▶ Supplied records
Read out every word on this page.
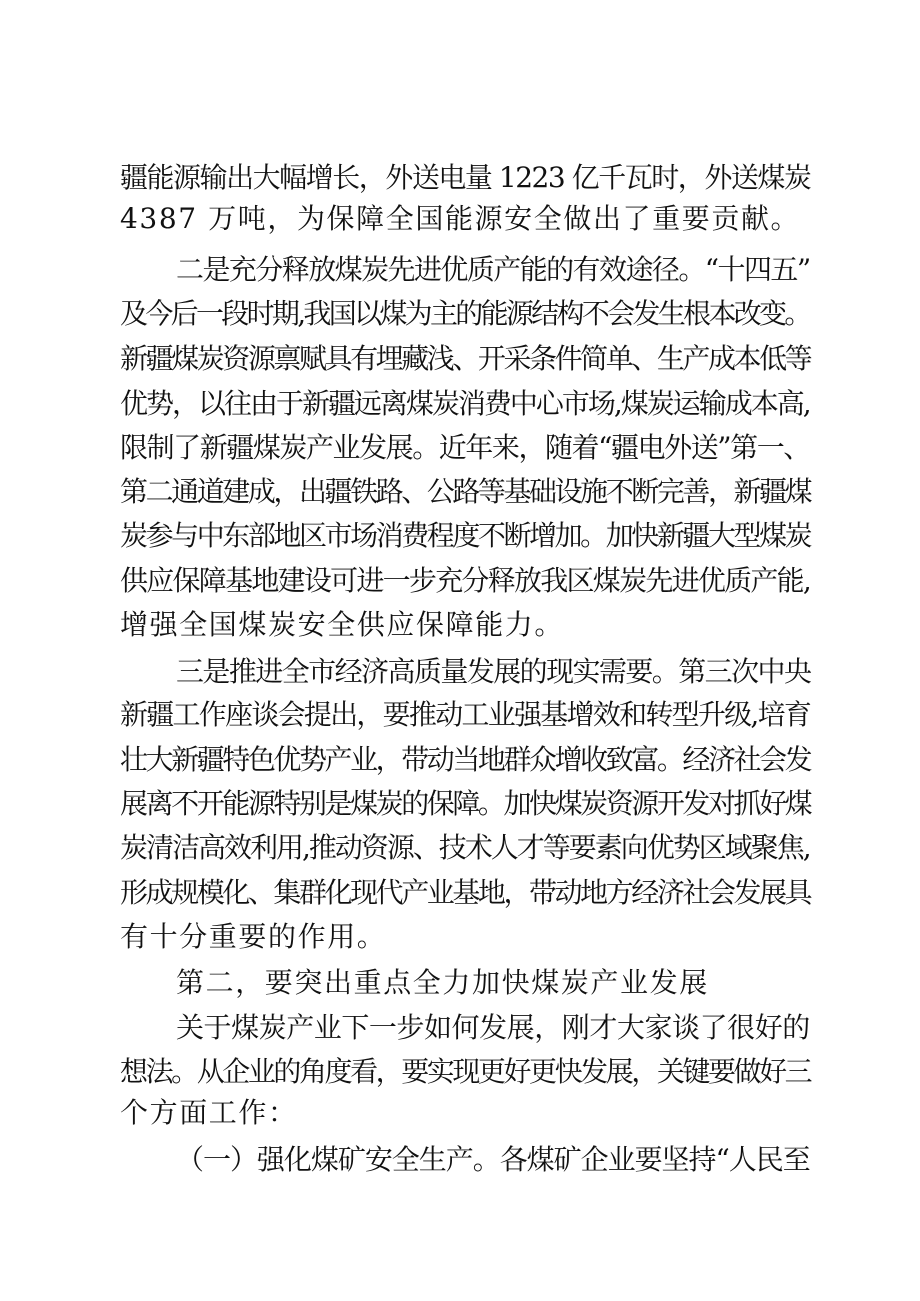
疆能源输出大幅增长，外送电量 1223 亿千瓦时，外送煤炭
4387 万吨，为保障全国能源安全做出了重要贡献。
二是充分释放煤炭先进优质产能的有效途径。“十四五”
及今后一段时期,我国以煤为主的能源结构不会发生根本改变。
新疆煤炭资源禀赋具有埋藏浅、开采条件简单、生产成本低等
优势，以往由于新疆远离煤炭消费中心市场,煤炭运输成本高,
限制了新疆煤炭产业发展。近年来，随着“疆电外送”第一、
第二通道建成，出疆铁路、公路等基础设施不断完善，新疆煤
炭参与中东部地区市场消费程度不断增加。加快新疆大型煤炭
供应保障基地建设可进一步充分释放我区煤炭先进优质产能,
增强全国煤炭安全供应保障能力。
三是推进全市经济高质量发展的现实需要。第三次中央
新疆工作座谈会提出，要推动工业强基增效和转型升级,培育
壮大新疆特色优势产业，带动当地群众增收致富。经济社会发
展离不开能源特别是煤炭的保障。加快煤炭资源开发对抓好煤
炭清洁高效利用,推动资源、技术人才等要素向优势区域聚焦,
形成规模化、集群化现代产业基地，带动地方经济社会发展具
有十分重要的作用。
第二，要突出重点全力加快煤炭产业发展
关于煤炭产业下一步如何发展，刚才大家谈了很好的
想法。从企业的角度看，要实现更好更快发展，关键要做好三
个方面工作：
（一）强化煤矿安全生产。各煤矿企业要坚持“人民至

▶ Objective
Return the listing above in full and without alteration, excluding its pictures.

▶ Solution to the problem
Read out every word on this page.
疆能源输出大幅增长，外送电量 1223 亿千瓦时，外送煤炭
4387 万吨，为保障全国能源安全做出了重要贡献。
二是充分释放煤炭先进优质产能的有效途径。“十四五”
及今后一段时期,我国以煤为主的能源结构不会发生根本改变。
新疆煤炭资源禀赋具有埋藏浅、开采条件简单、生产成本低等
优势，以往由于新疆远离煤炭消费中心市场,煤炭运输成本高,
限制了新疆煤炭产业发展。近年来，随着“疆电外送”第一、
第二通道建成，出疆铁路、公路等基础设施不断完善，新疆煤
炭参与中东部地区市场消费程度不断增加。加快新疆大型煤炭
供应保障基地建设可进一步充分释放我区煤炭先进优质产能,
增强全国煤炭安全供应保障能力。
三是推进全市经济高质量发展的现实需要。第三次中央
新疆工作座谈会提出，要推动工业强基增效和转型升级,培育
壮大新疆特色优势产业，带动当地群众增收致富。经济社会发
展离不开能源特别是煤炭的保障。加快煤炭资源开发对抓好煤
炭清洁高效利用,推动资源、技术人才等要素向优势区域聚焦,
形成规模化、集群化现代产业基地，带动地方经济社会发展具
有十分重要的作用。
第二，要突出重点全力加快煤炭产业发展
关于煤炭产业下一步如何发展，刚才大家谈了很好的
想法。从企业的角度看，要实现更好更快发展，关键要做好三
个方面工作：
（一）强化煤矿安全生产。各煤矿企业要坚持“人民至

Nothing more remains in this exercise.